* [Task goal]: Wherever the word "this" appears in a line, copy that line.

* [Records to use]:
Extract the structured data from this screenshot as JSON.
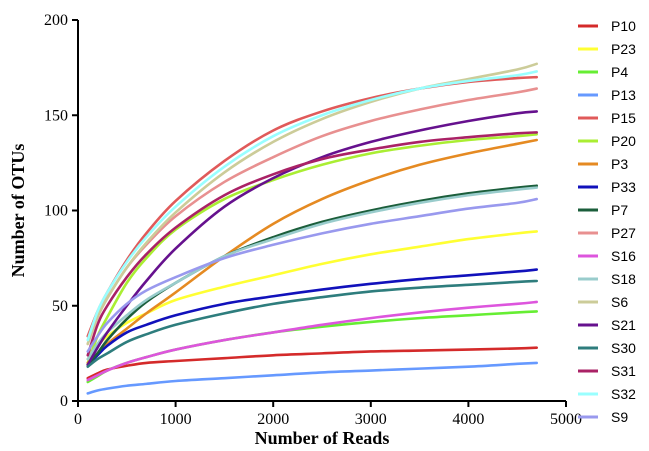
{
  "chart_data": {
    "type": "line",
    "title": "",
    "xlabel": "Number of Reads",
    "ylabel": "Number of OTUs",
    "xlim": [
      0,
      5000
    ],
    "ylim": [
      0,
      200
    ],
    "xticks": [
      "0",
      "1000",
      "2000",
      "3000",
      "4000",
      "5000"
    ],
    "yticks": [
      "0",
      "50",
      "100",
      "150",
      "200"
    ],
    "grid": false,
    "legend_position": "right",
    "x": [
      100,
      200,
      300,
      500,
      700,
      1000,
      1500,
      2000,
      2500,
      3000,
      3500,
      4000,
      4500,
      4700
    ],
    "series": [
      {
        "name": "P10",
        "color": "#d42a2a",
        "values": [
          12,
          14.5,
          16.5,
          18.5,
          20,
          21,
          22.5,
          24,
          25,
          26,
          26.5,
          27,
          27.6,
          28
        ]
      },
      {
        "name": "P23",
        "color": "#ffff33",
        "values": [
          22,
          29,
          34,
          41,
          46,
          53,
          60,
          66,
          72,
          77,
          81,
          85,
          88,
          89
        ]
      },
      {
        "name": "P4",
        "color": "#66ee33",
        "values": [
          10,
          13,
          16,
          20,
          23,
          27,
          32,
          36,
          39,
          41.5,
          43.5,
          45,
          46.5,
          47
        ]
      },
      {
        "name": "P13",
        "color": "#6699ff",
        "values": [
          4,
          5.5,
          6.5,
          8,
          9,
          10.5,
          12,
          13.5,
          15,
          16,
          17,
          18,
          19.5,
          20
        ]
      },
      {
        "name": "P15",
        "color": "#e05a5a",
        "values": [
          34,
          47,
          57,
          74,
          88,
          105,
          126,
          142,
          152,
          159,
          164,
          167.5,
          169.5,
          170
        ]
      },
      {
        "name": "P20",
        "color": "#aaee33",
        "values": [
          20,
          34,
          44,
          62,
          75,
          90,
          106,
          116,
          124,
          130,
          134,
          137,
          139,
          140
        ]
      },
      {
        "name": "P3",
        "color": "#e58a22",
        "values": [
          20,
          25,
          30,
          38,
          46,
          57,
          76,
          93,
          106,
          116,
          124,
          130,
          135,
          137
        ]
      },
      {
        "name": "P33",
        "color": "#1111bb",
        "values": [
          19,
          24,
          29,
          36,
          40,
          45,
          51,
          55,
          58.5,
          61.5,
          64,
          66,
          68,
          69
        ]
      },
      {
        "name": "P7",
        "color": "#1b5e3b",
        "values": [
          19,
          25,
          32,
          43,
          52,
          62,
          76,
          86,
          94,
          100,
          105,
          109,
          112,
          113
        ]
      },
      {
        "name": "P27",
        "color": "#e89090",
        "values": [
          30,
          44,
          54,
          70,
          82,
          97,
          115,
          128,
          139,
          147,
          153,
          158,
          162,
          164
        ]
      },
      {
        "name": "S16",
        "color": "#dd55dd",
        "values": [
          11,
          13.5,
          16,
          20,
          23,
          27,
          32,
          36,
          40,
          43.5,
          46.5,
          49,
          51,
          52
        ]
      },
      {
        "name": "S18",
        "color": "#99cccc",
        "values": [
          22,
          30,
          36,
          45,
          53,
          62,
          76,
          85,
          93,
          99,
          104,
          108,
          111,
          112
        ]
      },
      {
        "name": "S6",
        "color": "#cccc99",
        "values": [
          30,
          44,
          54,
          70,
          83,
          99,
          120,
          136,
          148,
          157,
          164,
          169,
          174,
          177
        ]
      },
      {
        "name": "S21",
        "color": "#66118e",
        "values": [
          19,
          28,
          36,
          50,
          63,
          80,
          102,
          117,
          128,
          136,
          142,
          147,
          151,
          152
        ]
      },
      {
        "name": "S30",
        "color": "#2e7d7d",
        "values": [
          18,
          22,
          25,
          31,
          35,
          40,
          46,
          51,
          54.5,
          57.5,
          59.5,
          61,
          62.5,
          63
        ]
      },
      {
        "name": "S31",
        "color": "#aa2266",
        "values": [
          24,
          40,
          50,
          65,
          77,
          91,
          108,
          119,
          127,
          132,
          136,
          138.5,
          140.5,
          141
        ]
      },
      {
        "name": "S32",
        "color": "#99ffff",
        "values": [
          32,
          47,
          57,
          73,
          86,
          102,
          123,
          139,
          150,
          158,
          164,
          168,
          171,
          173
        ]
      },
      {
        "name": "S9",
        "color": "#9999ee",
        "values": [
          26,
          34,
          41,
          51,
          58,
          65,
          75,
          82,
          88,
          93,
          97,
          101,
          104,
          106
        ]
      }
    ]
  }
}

==

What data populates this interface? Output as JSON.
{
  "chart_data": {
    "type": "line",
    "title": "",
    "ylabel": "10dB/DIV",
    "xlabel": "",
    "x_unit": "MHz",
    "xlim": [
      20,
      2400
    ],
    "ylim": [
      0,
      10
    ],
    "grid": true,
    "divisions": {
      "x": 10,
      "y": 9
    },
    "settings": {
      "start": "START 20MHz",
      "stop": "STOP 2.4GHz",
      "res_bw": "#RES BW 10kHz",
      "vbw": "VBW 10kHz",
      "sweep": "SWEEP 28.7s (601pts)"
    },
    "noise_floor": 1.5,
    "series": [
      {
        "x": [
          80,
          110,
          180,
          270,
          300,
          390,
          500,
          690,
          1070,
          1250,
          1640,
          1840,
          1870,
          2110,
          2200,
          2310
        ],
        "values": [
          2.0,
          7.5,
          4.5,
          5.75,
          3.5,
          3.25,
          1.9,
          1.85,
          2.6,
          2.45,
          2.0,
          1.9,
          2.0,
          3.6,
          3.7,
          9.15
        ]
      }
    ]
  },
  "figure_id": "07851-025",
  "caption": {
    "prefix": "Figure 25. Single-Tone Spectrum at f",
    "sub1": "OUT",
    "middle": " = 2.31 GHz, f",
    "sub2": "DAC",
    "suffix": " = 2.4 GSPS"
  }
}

* [Expected output]:
Extract the structured data from this screenshot as JSON.
What data populates this interface? Output as JSON.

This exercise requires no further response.